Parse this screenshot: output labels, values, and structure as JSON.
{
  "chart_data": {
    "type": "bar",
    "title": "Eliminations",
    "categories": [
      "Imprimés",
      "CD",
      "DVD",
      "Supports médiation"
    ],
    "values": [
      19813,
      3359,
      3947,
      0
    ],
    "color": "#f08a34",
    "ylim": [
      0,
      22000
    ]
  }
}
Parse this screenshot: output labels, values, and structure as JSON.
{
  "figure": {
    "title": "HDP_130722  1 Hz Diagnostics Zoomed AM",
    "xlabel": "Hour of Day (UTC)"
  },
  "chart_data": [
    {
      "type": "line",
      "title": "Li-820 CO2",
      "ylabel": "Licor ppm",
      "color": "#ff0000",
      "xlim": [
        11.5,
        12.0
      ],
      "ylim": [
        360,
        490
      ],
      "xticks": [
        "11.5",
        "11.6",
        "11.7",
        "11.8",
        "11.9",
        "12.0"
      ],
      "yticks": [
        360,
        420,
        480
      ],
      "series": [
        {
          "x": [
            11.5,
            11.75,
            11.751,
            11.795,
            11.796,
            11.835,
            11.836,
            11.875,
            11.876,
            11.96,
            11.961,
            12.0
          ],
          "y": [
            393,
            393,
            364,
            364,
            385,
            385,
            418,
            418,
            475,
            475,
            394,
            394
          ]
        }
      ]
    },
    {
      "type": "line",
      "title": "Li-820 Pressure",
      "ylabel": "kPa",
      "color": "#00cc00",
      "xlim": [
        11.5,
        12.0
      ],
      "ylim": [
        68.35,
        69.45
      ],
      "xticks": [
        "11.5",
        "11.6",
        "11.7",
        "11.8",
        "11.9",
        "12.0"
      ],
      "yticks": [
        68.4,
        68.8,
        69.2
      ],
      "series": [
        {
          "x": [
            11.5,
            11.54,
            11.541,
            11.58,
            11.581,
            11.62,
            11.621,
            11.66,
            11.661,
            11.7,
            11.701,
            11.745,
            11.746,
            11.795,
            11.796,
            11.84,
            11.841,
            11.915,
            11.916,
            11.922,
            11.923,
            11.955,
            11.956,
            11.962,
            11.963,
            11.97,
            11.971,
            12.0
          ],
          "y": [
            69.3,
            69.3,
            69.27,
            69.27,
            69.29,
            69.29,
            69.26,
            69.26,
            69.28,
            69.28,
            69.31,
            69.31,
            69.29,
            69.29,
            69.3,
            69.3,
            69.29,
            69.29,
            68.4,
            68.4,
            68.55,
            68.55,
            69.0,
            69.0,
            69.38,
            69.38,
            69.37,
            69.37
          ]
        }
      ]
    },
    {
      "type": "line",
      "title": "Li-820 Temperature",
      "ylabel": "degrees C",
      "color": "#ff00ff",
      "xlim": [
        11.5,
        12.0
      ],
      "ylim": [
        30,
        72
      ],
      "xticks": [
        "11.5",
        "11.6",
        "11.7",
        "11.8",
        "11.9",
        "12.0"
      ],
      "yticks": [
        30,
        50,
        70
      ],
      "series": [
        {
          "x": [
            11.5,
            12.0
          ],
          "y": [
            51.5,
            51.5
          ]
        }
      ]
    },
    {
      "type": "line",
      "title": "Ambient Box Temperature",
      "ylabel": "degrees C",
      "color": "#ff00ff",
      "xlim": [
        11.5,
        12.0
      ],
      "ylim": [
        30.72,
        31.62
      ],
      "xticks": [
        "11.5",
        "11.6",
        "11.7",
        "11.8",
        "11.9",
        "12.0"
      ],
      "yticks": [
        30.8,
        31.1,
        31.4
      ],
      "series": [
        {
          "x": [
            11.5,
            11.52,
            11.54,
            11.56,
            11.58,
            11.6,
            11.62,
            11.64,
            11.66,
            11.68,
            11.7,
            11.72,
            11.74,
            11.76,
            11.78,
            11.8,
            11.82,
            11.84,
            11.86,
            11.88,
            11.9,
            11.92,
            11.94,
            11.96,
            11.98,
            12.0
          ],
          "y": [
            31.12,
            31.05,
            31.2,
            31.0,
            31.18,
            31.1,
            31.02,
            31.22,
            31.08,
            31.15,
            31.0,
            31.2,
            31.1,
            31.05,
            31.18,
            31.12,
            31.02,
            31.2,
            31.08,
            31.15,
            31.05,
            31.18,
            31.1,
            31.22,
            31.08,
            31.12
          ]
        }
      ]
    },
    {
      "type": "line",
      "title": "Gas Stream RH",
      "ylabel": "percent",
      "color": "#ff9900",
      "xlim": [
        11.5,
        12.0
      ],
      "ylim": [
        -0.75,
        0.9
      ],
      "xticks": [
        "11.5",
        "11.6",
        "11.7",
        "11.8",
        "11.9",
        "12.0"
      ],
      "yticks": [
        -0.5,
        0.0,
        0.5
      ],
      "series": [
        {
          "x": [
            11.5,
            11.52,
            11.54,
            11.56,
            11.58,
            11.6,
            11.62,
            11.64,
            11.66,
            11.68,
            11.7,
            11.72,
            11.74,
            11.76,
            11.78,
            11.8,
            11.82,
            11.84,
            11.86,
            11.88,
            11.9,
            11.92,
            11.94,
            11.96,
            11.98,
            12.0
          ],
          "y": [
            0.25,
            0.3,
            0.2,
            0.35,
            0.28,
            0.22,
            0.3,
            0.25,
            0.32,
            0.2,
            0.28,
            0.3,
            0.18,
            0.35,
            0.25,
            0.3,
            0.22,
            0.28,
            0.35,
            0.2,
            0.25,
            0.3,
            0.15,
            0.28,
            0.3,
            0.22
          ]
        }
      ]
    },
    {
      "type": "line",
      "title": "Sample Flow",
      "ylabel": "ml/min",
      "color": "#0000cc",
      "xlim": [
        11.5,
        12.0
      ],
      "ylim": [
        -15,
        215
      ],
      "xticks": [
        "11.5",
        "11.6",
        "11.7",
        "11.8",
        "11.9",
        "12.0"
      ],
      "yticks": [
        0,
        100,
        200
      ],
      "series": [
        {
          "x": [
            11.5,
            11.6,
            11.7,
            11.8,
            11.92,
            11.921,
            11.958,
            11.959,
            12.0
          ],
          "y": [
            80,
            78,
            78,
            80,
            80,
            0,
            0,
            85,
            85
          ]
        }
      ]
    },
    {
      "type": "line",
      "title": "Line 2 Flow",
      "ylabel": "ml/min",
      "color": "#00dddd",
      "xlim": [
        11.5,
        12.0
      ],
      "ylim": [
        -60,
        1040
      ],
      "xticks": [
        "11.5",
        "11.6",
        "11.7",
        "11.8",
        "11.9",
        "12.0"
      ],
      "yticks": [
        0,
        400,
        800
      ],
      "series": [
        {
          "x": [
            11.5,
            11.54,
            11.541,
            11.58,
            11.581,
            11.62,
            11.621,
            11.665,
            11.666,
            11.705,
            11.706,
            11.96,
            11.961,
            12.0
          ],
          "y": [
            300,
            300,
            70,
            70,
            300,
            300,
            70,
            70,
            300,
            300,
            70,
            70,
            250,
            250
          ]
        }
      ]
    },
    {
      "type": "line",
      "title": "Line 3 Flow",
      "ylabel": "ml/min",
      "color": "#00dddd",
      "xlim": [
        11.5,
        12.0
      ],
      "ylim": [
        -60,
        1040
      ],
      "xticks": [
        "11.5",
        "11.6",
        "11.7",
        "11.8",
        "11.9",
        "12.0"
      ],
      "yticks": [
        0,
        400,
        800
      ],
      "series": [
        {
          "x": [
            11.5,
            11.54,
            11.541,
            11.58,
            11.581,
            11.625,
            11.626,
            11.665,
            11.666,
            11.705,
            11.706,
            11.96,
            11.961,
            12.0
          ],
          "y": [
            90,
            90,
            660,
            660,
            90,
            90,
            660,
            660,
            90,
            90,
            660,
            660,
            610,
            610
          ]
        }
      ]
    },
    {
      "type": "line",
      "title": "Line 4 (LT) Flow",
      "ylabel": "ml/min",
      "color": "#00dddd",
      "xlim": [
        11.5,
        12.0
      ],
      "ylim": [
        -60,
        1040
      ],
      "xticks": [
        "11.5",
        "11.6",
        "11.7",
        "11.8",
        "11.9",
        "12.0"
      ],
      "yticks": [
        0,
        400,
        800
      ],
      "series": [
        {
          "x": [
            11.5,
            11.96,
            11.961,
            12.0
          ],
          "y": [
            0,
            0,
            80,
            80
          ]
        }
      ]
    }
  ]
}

* * * * * * *

Identify the lines of the entries containing the string "Temperature". Copy each such line.

▶ [Response to the task]
      "title": "Li-820 Temperature",
      "title": "Ambient Box Temperature",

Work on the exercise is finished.